Identify each line in the records below that contains the word "wired", and copy it.
* BEGIN *
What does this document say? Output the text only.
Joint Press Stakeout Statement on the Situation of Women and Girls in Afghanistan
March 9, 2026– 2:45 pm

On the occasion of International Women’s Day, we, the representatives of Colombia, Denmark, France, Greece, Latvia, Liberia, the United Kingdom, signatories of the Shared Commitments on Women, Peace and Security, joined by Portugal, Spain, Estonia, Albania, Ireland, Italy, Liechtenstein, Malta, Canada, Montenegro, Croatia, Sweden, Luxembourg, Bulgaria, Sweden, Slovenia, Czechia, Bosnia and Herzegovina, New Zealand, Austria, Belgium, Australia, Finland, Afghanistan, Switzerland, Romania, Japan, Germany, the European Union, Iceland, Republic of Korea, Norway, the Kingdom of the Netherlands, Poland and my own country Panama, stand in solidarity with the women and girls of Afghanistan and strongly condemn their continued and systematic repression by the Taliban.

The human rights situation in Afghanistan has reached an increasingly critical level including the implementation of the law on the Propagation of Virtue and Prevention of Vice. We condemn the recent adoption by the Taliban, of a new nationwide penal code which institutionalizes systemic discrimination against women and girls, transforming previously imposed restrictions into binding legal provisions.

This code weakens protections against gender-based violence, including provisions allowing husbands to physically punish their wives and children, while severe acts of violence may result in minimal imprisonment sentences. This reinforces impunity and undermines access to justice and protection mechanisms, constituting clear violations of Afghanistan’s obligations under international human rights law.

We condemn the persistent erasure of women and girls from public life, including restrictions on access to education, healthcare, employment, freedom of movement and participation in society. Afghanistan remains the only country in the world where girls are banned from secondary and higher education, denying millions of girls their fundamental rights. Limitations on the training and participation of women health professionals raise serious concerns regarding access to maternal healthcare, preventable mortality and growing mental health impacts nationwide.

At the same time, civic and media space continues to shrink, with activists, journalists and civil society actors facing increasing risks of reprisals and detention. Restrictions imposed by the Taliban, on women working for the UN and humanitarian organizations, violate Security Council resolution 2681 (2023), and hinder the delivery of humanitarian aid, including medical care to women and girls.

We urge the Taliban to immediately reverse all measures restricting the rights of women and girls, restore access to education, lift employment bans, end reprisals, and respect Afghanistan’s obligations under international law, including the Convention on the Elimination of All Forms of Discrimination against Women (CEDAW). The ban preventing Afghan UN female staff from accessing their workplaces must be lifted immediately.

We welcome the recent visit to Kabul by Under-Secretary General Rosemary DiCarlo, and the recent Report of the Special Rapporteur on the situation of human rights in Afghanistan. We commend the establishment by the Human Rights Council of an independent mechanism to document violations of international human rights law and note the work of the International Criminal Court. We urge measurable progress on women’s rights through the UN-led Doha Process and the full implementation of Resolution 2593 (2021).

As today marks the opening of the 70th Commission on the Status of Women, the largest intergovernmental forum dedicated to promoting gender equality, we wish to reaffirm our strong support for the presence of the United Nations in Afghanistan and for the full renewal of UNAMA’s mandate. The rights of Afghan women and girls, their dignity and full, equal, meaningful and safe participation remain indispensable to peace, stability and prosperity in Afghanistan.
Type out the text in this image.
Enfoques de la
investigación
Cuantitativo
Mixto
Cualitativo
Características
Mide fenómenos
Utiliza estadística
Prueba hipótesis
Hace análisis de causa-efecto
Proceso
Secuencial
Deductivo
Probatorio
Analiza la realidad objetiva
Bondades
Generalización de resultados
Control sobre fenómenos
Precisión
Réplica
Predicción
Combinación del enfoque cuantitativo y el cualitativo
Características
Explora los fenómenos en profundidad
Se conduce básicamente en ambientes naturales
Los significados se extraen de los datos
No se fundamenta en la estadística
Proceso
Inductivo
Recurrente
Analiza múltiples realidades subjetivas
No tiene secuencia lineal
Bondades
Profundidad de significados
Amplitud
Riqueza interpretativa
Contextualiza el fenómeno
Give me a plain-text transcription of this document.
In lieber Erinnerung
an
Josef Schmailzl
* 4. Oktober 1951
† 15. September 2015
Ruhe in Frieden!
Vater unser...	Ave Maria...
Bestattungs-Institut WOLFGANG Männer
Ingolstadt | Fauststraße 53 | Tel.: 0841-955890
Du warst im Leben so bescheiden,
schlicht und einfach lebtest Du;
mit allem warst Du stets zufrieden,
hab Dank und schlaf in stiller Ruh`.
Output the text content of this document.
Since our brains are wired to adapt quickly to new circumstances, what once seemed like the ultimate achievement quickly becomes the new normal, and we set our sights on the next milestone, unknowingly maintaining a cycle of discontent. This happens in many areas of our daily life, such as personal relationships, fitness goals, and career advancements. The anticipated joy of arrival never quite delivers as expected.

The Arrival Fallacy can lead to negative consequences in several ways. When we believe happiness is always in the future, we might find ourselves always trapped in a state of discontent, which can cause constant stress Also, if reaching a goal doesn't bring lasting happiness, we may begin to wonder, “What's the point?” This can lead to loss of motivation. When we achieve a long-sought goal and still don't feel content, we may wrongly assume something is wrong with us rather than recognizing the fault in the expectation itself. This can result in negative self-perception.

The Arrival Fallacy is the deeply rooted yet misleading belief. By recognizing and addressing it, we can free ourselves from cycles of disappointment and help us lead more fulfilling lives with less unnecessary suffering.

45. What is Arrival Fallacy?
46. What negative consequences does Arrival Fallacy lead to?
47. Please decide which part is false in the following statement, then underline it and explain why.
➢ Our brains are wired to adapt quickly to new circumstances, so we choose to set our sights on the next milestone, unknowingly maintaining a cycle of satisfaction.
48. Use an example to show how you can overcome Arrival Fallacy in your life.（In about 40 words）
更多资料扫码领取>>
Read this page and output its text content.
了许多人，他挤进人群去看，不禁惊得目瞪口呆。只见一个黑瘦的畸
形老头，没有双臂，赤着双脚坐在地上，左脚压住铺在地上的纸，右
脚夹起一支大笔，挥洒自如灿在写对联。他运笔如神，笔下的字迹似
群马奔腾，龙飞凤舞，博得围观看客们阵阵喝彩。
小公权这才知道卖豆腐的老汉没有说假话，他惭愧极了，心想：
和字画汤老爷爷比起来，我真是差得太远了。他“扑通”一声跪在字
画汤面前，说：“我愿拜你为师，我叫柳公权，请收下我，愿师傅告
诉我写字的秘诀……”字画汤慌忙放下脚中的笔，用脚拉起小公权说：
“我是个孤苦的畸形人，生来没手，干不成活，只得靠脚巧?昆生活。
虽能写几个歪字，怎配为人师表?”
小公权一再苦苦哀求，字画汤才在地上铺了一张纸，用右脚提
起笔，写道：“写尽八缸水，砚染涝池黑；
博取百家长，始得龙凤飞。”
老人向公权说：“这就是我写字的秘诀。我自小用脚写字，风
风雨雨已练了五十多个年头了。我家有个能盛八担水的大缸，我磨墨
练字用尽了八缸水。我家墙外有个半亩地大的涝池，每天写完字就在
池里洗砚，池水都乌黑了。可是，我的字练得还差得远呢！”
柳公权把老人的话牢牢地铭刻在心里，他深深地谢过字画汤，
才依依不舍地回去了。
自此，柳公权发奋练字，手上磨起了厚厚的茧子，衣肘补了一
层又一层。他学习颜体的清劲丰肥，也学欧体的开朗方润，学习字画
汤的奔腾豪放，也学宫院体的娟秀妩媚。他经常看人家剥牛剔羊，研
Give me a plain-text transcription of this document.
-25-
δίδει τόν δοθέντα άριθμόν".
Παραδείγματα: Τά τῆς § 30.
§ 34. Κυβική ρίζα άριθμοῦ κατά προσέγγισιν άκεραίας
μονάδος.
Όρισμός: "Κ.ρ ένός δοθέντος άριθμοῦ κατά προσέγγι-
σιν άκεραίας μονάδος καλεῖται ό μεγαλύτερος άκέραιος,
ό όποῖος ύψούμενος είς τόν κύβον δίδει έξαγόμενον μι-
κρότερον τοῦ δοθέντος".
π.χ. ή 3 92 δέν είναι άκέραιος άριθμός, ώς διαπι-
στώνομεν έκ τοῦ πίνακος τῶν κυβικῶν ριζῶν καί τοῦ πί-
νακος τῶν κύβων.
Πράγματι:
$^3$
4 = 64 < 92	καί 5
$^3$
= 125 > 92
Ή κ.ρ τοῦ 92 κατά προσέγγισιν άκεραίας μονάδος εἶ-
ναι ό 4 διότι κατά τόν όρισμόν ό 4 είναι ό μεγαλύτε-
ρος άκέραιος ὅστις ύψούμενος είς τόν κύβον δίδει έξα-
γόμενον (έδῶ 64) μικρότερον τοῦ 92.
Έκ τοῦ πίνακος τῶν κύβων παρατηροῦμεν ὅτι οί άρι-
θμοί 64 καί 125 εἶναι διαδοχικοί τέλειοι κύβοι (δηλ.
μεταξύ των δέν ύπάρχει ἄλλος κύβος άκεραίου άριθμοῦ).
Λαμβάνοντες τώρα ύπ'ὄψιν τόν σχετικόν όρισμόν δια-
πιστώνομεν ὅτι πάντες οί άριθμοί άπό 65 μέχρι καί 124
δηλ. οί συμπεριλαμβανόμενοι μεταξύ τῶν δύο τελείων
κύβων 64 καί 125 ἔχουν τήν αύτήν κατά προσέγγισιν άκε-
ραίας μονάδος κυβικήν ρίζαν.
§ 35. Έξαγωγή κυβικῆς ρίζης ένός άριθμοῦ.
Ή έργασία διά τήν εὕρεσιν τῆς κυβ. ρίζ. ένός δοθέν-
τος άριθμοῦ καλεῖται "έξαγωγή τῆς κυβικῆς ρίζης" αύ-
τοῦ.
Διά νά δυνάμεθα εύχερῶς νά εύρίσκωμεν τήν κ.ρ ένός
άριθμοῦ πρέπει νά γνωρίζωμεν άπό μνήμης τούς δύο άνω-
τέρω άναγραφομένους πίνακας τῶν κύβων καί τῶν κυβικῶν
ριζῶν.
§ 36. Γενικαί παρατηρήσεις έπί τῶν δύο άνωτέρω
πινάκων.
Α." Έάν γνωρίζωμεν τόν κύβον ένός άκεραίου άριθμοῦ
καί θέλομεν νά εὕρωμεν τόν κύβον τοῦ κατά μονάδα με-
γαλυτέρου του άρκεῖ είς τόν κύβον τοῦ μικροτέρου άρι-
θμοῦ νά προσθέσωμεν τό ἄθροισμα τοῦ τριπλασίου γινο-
* END *
Final answer:
Since our brains are wired to adapt quickly to new circumstances, what once seemed like the ultimate achievement quickly becomes the new normal, and we set our sights on the next milestone, unknowingly maintaining a cycle of discontent. This happens in many areas of our daily life, such as personal relationships, fitness goals, and career advancements. The anticipated joy of arrival never quite delivers as expected.
➢ Our brains are wired to adapt quickly to new circumstances, so we choose to set our sights on the next milestone, unknowingly maintaining a cycle of satisfaction.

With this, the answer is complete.